[Dataset records]
════════════════

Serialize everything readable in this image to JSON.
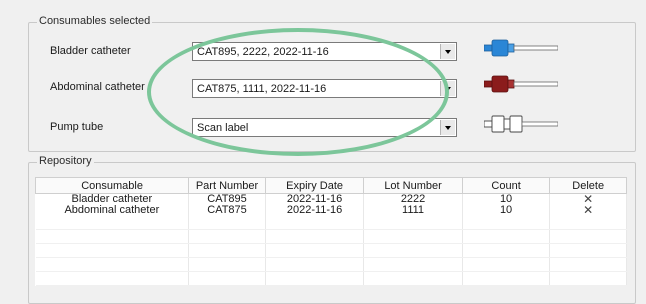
{
  "consumables": {
    "title": "Consumables selected",
    "rows": [
      {
        "label": "Bladder catheter",
        "value": "CAT895, 2222, 2022-11-16",
        "connector_color": "#2a86d6"
      },
      {
        "label": "Abdominal catheter",
        "value": "CAT875, 1111, 2022-11-16",
        "connector_color": "#8b1c1c"
      },
      {
        "label": "Pump tube",
        "value": "Scan label",
        "connector_color": "#ffffff"
      }
    ]
  },
  "repository": {
    "title": "Repository",
    "columns": [
      "Consumable",
      "Part Number",
      "Expiry Date",
      "Lot Number",
      "Count",
      "Delete"
    ],
    "rows": [
      {
        "consumable": "Bladder catheter",
        "part": "CAT895",
        "expiry": "2022-11-16",
        "lot": "2222",
        "count": "10",
        "delete": "✕"
      },
      {
        "consumable": "Abdominal catheter",
        "part": "CAT875",
        "expiry": "2022-11-16",
        "lot": "1111",
        "count": "10",
        "delete": "✕"
      }
    ]
  },
  "annotation": {
    "highlight_color": "#7cc69a"
  }
}
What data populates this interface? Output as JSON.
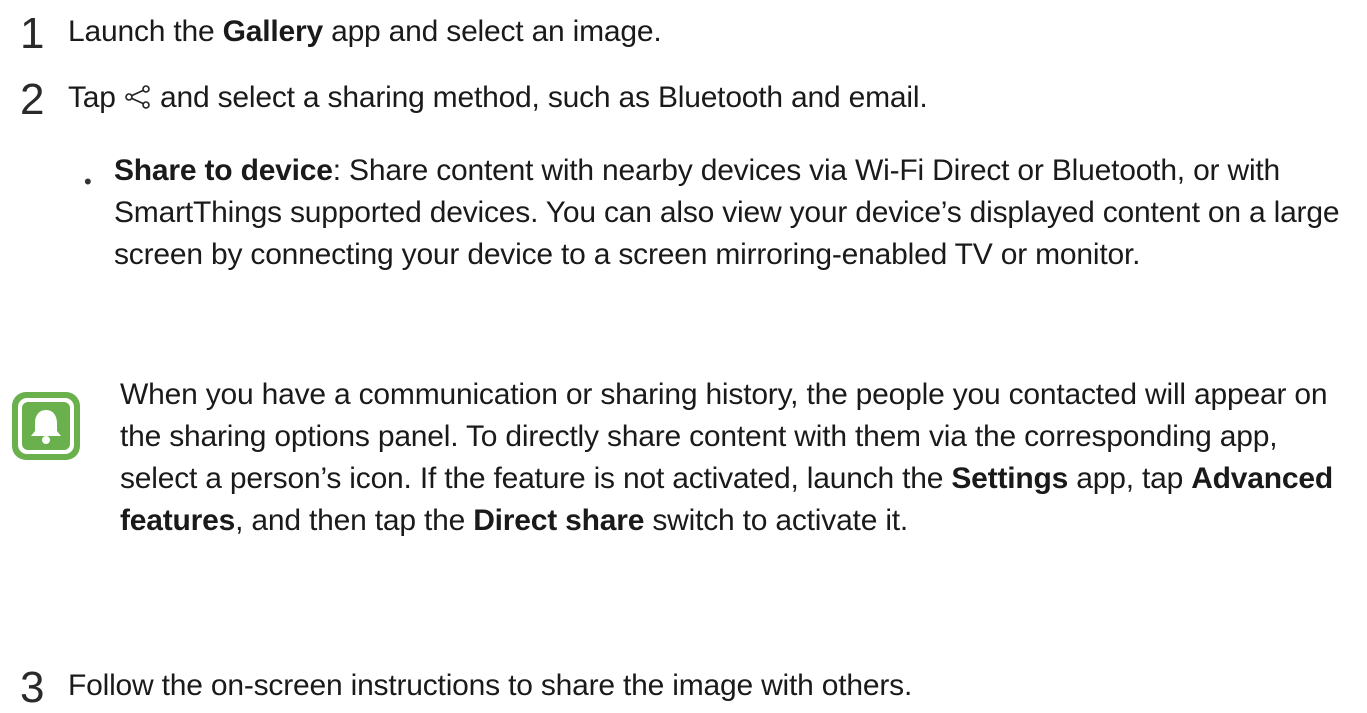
{
  "steps": [
    {
      "number": "1",
      "pre": "Launch the ",
      "bold": "Gallery",
      "post": " app and select an image."
    },
    {
      "number": "2",
      "pre": "Tap ",
      "icon": "share-icon",
      "post": " and select a sharing method, such as Bluetooth and email."
    },
    {
      "number": "3",
      "text": "Follow the on-screen instructions to share the image with others."
    }
  ],
  "bullet": {
    "marker": "•",
    "title": "Share to device",
    "text": ": Share content with nearby devices via Wi-Fi Direct or Bluetooth, or with SmartThings supported devices. You can also view your device’s displayed content on a large screen by connecting your device to a screen mirroring-enabled TV or monitor."
  },
  "note": {
    "icon": "bell-icon",
    "icon_color": "#6ab04c",
    "t1": "When you have a communication or sharing history, the people you contacted will appear on the sharing options panel. To directly share content with them via the corresponding app, select a person’s icon. If the feature is not activated, launch the ",
    "b1": "Settings",
    "t2": " app, tap ",
    "b2": "Advanced features",
    "t3": ", and then tap the ",
    "b3": "Direct share",
    "t4": " switch to activate it."
  }
}
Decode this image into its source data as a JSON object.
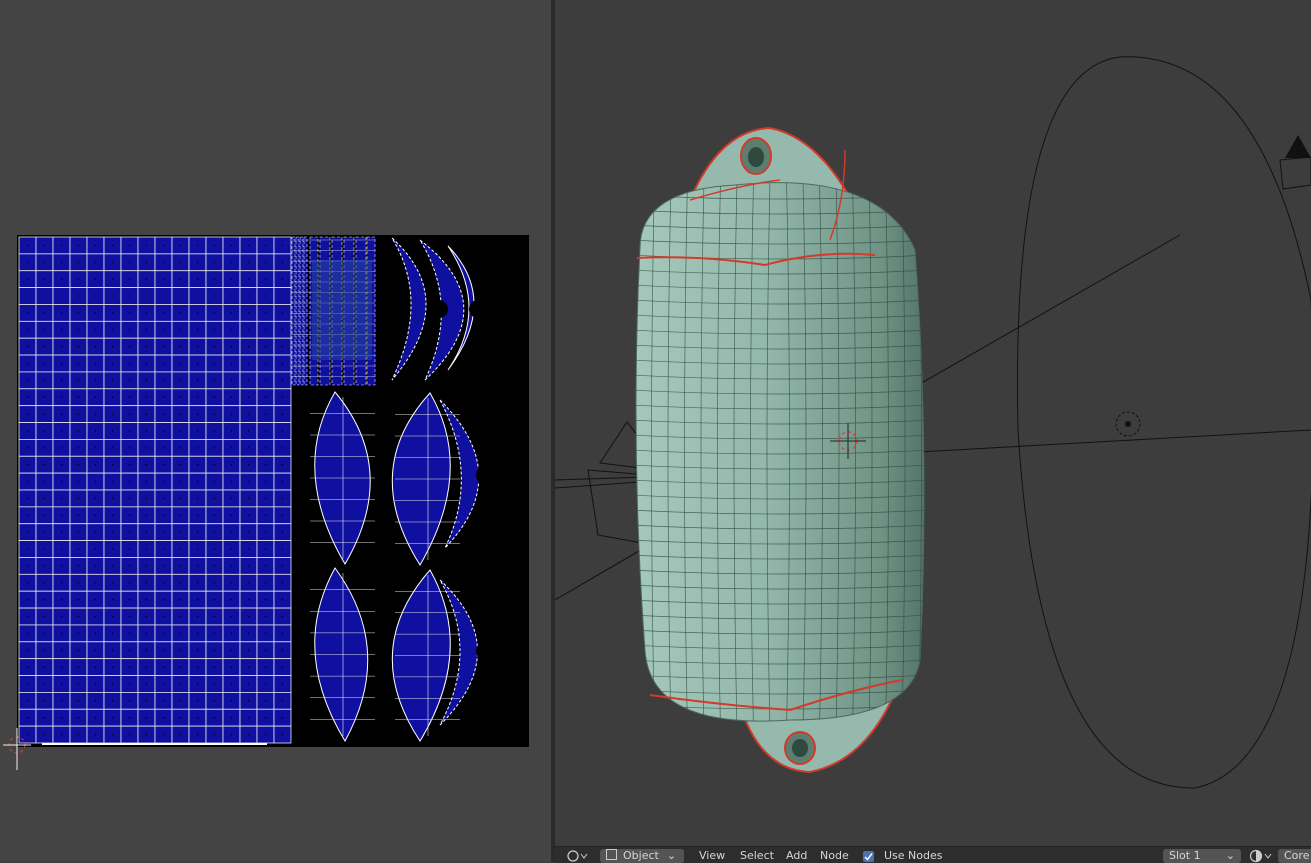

════════════════

**TASK OBJECTIVE**
Each entry should be repeated exactly as it appears; the pictures stay out.

**SOLUTION**
Serialize everything readable in this image to JSON.
{
  "consumables": {
    "title": "Consumables selected",
    "rows": [
      {
        "label": "Bladder catheter",
        "value": "CAT895, 2222, 2022-11-16",
        "connector_color": "#2a86d6"
      },
      {
        "label": "Abdominal catheter",
        "value": "CAT875, 1111, 2022-11-16",
        "connector_color": "#8b1c1c"
      },
      {
        "label": "Pump tube",
        "value": "Scan label",
        "connector_color": "#ffffff"
      }
    ]
  },
  "repository": {
    "title": "Repository",
    "columns": [
      "Consumable",
      "Part Number",
      "Expiry Date",
      "Lot Number",
      "Count",
      "Delete"
    ],
    "rows": [
      {
        "consumable": "Bladder catheter",
        "part": "CAT895",
        "expiry": "2022-11-16",
        "lot": "2222",
        "count": "10",
        "delete": "✕"
      },
      {
        "consumable": "Abdominal catheter",
        "part": "CAT875",
        "expiry": "2022-11-16",
        "lot": "1111",
        "count": "10",
        "delete": "✕"
      }
    ]
  },
  "annotation": {
    "highlight_color": "#7cc69a"
  }
}
What data populates this interface? Output as JSON.
{
  "steps": [
    {
      "number": "1",
      "pre": "Launch the ",
      "bold": "Gallery",
      "post": " app and select an image."
    },
    {
      "number": "2",
      "pre": "Tap ",
      "icon": "share-icon",
      "post": " and select a sharing method, such as Bluetooth and email."
    },
    {
      "number": "3",
      "text": "Follow the on-screen instructions to share the image with others."
    }
  ],
  "bullet": {
    "marker": "•",
    "title": "Share to device",
    "text": ": Share content with nearby devices via Wi-Fi Direct or Bluetooth, or with SmartThings supported devices. You can also view your device’s displayed content on a large screen by connecting your device to a screen mirroring-enabled TV or monitor."
  },
  "note": {
    "icon": "bell-icon",
    "icon_color": "#6ab04c",
    "t1": "When you have a communication or sharing history, the people you contacted will appear on the sharing options panel. To directly share content with them via the corresponding app, select a person’s icon. If the feature is not activated, launch the ",
    "b1": "Settings",
    "t2": " app, tap ",
    "b2": "Advanced features",
    "t3": ", and then tap the ",
    "b3": "Direct share",
    "t4": " switch to activate it."
  }
}
Decode this image into its source data as a JSON object.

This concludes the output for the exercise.